Records to use:
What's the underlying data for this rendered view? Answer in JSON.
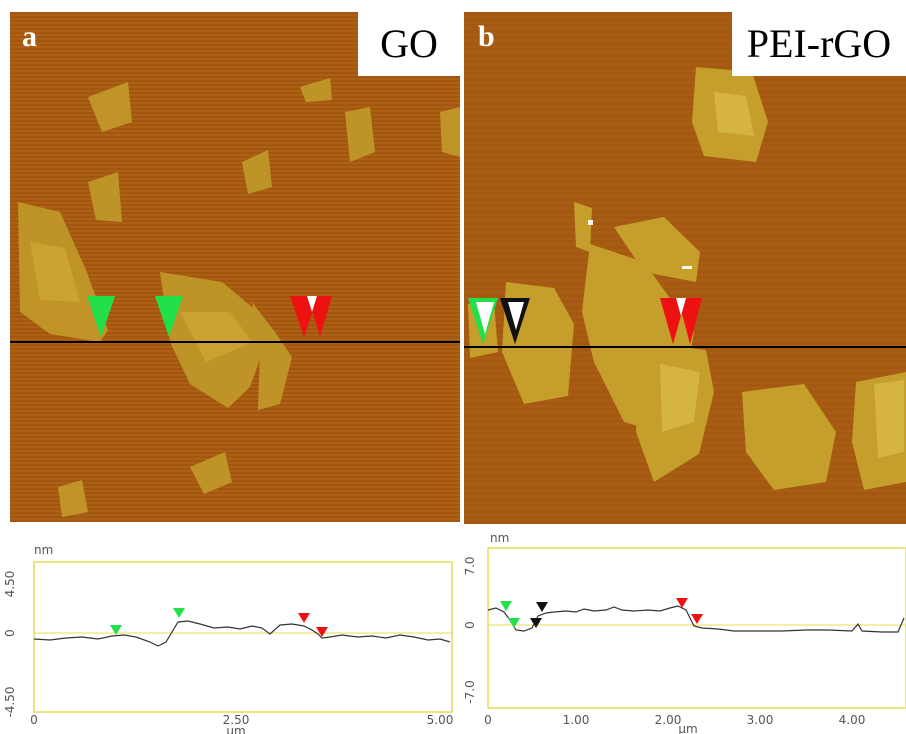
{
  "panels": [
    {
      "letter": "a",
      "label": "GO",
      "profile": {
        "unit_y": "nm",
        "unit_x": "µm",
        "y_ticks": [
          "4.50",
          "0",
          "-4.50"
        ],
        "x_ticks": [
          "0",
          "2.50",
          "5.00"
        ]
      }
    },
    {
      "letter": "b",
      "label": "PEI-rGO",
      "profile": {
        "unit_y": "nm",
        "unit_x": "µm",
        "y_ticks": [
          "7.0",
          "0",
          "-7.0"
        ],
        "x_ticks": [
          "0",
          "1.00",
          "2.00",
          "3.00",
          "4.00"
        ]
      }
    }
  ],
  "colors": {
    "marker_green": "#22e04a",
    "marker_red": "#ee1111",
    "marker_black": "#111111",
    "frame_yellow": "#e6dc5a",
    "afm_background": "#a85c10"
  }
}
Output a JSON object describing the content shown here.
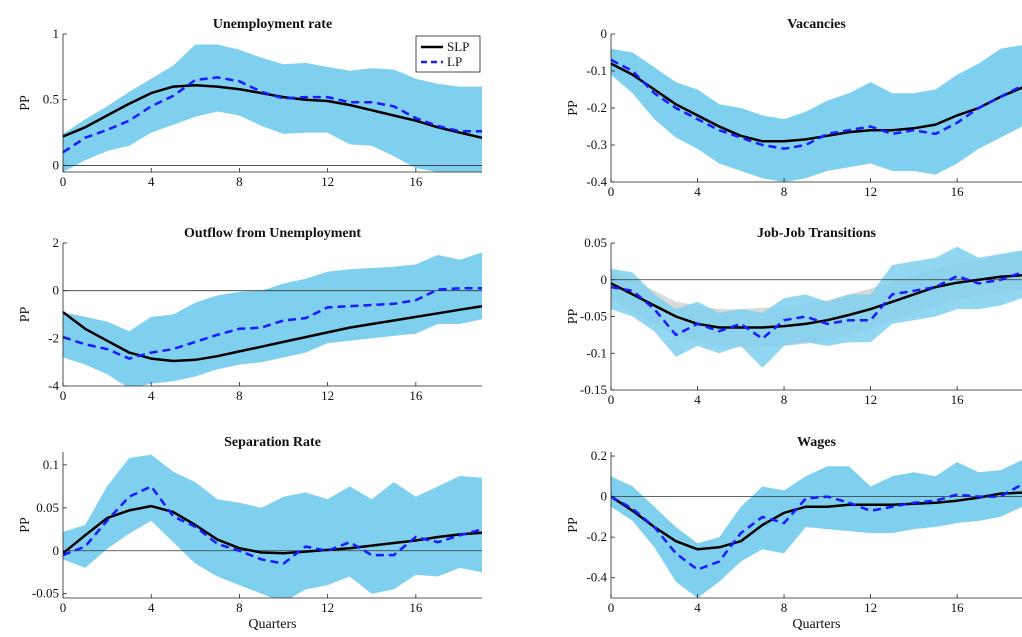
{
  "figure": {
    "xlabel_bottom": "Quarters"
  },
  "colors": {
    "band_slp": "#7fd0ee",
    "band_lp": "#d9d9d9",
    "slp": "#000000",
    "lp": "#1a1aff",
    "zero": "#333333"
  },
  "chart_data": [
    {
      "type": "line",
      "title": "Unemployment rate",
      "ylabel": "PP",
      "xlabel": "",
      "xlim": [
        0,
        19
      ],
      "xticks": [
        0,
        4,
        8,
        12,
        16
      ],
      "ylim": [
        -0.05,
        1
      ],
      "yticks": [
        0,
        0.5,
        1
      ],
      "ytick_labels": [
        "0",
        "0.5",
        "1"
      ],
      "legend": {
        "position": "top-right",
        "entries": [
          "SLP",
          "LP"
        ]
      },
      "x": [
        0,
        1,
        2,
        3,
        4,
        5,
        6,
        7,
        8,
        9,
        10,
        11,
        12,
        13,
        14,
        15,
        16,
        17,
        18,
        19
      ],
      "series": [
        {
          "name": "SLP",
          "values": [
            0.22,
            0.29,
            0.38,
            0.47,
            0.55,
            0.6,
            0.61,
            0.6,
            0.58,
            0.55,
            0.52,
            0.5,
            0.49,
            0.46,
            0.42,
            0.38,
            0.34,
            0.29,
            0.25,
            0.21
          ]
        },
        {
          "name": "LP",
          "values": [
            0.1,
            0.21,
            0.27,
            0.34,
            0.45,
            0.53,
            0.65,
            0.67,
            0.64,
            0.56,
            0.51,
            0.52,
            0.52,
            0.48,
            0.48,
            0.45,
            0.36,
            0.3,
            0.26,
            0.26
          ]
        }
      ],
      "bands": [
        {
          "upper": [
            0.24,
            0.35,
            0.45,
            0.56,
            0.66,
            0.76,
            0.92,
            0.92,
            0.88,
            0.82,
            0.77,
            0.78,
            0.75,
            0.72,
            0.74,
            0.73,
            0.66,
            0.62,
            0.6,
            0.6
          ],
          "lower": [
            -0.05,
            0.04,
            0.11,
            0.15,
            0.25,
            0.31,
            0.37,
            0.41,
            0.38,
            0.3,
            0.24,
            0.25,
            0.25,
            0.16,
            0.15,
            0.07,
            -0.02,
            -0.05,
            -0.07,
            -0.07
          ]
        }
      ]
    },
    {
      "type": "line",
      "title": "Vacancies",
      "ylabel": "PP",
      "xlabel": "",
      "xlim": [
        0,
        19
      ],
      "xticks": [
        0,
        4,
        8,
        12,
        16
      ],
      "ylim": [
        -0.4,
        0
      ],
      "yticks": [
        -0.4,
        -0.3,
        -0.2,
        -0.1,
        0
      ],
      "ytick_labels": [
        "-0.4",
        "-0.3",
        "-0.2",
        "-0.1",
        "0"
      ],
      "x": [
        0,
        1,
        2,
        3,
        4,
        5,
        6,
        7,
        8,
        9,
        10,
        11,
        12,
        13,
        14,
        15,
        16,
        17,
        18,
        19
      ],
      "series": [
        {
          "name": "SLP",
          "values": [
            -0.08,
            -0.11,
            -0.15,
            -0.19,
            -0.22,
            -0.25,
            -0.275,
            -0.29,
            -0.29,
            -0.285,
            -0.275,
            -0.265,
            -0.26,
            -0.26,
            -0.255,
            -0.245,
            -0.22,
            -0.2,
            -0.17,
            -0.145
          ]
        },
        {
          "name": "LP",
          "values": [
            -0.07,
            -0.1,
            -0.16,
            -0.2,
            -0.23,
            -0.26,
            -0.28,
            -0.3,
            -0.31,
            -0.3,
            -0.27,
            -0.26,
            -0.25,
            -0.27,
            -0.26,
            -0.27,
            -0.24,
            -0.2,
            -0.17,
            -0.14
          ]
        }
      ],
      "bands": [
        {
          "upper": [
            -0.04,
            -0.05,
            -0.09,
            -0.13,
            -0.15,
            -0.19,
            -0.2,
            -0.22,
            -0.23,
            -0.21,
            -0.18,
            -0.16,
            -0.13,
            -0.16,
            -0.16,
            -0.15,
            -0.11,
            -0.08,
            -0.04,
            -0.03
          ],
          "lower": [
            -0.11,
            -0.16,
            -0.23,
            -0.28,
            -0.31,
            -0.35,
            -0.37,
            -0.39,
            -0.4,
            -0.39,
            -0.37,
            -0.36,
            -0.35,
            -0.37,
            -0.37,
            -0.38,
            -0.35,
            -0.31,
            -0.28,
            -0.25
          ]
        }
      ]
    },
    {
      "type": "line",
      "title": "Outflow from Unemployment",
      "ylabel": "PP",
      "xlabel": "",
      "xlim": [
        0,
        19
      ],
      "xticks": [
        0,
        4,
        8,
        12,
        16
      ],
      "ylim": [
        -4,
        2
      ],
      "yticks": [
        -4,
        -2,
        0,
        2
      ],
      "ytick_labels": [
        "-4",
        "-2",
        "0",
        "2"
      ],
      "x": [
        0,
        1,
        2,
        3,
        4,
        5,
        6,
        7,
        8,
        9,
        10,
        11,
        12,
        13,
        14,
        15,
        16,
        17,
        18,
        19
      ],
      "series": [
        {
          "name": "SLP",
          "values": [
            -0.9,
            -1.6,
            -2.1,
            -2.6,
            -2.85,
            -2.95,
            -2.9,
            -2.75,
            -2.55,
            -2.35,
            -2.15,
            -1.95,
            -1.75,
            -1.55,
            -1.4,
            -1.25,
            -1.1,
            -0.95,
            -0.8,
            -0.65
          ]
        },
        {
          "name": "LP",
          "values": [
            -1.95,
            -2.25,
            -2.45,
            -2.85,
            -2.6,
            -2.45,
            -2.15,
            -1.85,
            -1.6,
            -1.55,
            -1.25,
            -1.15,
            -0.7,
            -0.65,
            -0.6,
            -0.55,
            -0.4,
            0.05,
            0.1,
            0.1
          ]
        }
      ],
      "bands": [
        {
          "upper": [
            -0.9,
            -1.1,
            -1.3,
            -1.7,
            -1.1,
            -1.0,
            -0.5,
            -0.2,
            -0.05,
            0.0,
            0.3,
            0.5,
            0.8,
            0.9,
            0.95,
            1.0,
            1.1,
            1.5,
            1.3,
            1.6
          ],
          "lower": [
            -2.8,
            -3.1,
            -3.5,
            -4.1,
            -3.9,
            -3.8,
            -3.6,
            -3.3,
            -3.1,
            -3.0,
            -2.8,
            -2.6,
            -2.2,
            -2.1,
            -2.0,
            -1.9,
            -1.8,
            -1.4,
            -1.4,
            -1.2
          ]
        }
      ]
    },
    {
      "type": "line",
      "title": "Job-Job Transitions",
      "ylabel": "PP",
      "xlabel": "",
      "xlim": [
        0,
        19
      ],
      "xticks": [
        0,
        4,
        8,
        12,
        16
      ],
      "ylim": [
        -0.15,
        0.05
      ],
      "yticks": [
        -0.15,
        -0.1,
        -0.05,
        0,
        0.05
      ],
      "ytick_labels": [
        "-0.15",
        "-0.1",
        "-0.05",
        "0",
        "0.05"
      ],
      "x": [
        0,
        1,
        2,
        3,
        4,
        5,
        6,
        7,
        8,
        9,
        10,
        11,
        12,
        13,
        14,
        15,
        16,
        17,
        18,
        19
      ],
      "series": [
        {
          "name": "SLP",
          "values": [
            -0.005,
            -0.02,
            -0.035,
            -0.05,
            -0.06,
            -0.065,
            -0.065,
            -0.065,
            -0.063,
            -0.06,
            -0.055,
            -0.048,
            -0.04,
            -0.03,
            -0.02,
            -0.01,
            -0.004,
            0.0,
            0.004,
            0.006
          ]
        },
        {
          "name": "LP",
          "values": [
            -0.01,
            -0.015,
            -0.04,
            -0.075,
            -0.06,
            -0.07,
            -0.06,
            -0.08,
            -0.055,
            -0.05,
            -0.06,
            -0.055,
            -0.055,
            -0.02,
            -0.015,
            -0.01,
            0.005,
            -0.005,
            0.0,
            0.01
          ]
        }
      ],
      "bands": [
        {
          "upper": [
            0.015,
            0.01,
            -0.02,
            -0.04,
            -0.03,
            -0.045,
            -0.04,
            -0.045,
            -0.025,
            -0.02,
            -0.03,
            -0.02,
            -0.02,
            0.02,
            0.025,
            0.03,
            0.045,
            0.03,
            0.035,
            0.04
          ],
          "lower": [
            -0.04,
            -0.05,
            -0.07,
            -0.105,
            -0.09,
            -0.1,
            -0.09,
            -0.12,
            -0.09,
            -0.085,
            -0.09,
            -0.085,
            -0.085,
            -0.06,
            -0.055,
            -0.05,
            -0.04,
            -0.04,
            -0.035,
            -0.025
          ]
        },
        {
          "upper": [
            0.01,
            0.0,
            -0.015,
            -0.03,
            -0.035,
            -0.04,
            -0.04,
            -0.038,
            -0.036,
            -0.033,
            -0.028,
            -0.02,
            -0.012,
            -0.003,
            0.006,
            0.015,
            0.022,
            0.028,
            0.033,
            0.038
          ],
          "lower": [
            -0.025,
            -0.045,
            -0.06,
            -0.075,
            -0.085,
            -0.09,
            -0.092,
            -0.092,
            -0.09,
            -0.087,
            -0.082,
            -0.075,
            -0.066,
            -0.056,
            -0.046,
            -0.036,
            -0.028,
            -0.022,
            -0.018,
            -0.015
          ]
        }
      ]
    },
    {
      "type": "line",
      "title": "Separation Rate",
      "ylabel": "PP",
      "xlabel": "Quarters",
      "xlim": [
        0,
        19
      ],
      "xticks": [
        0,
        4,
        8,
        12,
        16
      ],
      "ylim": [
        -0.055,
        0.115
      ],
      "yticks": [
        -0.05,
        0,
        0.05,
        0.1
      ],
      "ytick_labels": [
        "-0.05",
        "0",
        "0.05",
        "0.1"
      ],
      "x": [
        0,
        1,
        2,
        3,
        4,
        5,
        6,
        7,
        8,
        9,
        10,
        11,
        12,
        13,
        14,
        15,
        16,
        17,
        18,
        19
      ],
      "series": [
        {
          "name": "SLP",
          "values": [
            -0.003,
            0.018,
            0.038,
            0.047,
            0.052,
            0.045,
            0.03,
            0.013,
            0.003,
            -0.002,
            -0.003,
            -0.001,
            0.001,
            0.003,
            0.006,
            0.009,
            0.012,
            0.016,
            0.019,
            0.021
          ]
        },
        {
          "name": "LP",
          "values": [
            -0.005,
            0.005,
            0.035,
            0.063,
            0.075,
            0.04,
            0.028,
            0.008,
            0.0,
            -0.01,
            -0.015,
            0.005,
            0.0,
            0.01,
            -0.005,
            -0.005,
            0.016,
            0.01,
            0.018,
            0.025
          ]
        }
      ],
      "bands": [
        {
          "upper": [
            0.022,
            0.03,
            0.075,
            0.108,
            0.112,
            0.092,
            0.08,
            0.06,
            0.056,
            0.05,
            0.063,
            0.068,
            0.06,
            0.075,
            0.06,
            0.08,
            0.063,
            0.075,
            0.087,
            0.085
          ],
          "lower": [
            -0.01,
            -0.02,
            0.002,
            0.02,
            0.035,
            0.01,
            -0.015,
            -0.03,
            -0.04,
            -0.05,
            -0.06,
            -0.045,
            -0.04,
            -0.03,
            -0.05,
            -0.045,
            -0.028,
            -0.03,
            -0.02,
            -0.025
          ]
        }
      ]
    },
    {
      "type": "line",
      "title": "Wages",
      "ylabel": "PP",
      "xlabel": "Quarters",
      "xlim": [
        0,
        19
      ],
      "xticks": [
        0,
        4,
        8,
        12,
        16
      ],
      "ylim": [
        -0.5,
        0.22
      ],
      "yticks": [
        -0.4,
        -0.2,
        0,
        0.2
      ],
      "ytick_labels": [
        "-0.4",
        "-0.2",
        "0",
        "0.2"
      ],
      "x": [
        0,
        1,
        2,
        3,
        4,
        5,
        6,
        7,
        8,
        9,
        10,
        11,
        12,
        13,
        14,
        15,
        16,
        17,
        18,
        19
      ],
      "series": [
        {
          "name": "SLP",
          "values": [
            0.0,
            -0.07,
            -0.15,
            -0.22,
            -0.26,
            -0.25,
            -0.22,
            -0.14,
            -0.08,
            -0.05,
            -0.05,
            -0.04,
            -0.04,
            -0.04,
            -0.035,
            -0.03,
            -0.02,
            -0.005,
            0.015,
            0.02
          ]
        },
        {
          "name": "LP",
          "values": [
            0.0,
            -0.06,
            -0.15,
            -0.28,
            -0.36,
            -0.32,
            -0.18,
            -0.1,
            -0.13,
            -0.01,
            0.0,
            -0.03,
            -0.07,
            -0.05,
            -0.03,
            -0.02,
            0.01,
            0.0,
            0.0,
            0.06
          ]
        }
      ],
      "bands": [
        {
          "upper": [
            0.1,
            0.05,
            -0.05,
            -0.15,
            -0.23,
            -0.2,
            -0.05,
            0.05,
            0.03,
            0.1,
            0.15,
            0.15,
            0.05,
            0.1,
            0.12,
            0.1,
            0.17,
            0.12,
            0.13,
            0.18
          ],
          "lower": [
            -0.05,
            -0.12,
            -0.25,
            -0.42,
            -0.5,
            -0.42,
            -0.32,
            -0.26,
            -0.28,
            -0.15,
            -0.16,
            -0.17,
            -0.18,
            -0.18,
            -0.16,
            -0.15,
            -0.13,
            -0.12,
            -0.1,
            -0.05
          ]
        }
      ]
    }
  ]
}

What you will do: Scan the listing above for the word "title" and show each line where it is found.

Output:
      "title": "Unemployment rate",
      "title": "Vacancies",
      "title": "Outflow from Unemployment",
      "title": "Job-Job Transitions",
      "title": "Separation Rate",
      "title": "Wages",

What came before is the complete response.